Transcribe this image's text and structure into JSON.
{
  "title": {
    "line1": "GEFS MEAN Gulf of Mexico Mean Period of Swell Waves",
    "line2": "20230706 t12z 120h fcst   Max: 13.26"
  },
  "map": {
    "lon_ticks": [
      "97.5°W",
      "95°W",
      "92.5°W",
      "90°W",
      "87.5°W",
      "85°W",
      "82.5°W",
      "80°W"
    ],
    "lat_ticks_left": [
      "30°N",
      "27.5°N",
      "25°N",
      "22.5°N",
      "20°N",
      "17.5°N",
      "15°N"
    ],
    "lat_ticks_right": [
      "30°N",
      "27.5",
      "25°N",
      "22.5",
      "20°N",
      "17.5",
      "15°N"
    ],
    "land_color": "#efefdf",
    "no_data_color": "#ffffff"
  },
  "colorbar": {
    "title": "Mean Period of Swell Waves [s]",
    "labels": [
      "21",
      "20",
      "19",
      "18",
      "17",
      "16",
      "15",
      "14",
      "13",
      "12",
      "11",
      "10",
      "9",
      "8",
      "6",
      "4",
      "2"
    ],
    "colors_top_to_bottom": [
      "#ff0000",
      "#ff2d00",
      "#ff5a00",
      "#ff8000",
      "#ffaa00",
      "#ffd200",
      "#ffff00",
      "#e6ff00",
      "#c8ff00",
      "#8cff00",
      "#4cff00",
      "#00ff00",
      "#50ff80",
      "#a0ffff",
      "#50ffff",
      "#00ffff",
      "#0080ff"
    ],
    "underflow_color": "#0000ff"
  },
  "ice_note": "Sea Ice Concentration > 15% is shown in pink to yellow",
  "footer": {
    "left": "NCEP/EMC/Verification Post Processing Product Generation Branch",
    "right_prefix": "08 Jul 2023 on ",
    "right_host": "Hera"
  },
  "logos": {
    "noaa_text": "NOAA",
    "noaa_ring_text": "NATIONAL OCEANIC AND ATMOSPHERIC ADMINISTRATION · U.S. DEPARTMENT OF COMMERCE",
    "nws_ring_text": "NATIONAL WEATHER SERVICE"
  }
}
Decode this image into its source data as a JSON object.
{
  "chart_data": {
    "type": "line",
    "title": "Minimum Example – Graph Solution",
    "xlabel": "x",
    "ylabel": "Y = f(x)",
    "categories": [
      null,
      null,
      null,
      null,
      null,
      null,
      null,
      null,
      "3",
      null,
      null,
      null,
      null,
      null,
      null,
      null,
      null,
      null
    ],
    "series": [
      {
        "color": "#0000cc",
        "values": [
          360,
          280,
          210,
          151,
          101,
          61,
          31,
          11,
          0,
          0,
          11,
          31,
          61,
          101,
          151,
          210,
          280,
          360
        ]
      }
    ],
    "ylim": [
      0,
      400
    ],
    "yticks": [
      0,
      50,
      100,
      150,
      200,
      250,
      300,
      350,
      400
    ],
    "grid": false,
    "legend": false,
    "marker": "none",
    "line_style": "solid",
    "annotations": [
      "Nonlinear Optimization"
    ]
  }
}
--------------------------------------------------
> _Written task_
Retype every entry above, word for word.

> _Final result_
Transcribe this image's text and structure into JSON.
{
  "title": {
    "line1": "GEFS MEAN Gulf of Mexico Mean Period of Swell Waves",
    "line2": "20230706 t12z 120h fcst   Max: 13.26"
  },
  "map": {
    "lon_ticks": [
      "97.5°W",
      "95°W",
      "92.5°W",
      "90°W",
      "87.5°W",
      "85°W",
      "82.5°W",
      "80°W"
    ],
    "lat_ticks_left": [
      "30°N",
      "27.5°N",
      "25°N",
      "22.5°N",
      "20°N",
      "17.5°N",
      "15°N"
    ],
    "lat_ticks_right": [
      "30°N",
      "27.5",
      "25°N",
      "22.5",
      "20°N",
      "17.5",
      "15°N"
    ],
    "land_color": "#efefdf",
    "no_data_color": "#ffffff"
  },
  "colorbar": {
    "title": "Mean Period of Swell Waves [s]",
    "labels": [
      "21",
      "20",
      "19",
      "18",
      "17",
      "16",
      "15",
      "14",
      "13",
      "12",
      "11",
      "10",
      "9",
      "8",
      "6",
      "4",
      "2"
    ],
    "colors_top_to_bottom": [
      "#ff0000",
      "#ff2d00",
      "#ff5a00",
      "#ff8000",
      "#ffaa00",
      "#ffd200",
      "#ffff00",
      "#e6ff00",
      "#c8ff00",
      "#8cff00",
      "#4cff00",
      "#00ff00",
      "#50ff80",
      "#a0ffff",
      "#50ffff",
      "#00ffff",
      "#0080ff"
    ],
    "underflow_color": "#0000ff"
  },
  "ice_note": "Sea Ice Concentration > 15% is shown in pink to yellow",
  "footer": {
    "left": "NCEP/EMC/Verification Post Processing Product Generation Branch",
    "right_prefix": "08 Jul 2023 on ",
    "right_host": "Hera"
  },
  "logos": {
    "noaa_text": "NOAA",
    "noaa_ring_text": "NATIONAL OCEANIC AND ATMOSPHERIC ADMINISTRATION · U.S. DEPARTMENT OF COMMERCE",
    "nws_ring_text": "NATIONAL WEATHER SERVICE"
  }
}
Decode this image into its source data as a JSON object.
{
  "chart_data": {
    "type": "line",
    "title": "Minimum Example – Graph Solution",
    "xlabel": "x",
    "ylabel": "Y = f(x)",
    "categories": [
      null,
      null,
      null,
      null,
      null,
      null,
      null,
      null,
      "3",
      null,
      null,
      null,
      null,
      null,
      null,
      null,
      null,
      null
    ],
    "series": [
      {
        "color": "#0000cc",
        "values": [
          360,
          280,
          210,
          151,
          101,
          61,
          31,
          11,
          0,
          0,
          11,
          31,
          61,
          101,
          151,
          210,
          280,
          360
        ]
      }
    ],
    "ylim": [
      0,
      400
    ],
    "yticks": [
      0,
      50,
      100,
      150,
      200,
      250,
      300,
      350,
      400
    ],
    "grid": false,
    "legend": false,
    "marker": "none",
    "line_style": "solid",
    "annotations": [
      "Nonlinear Optimization"
    ]
  }
}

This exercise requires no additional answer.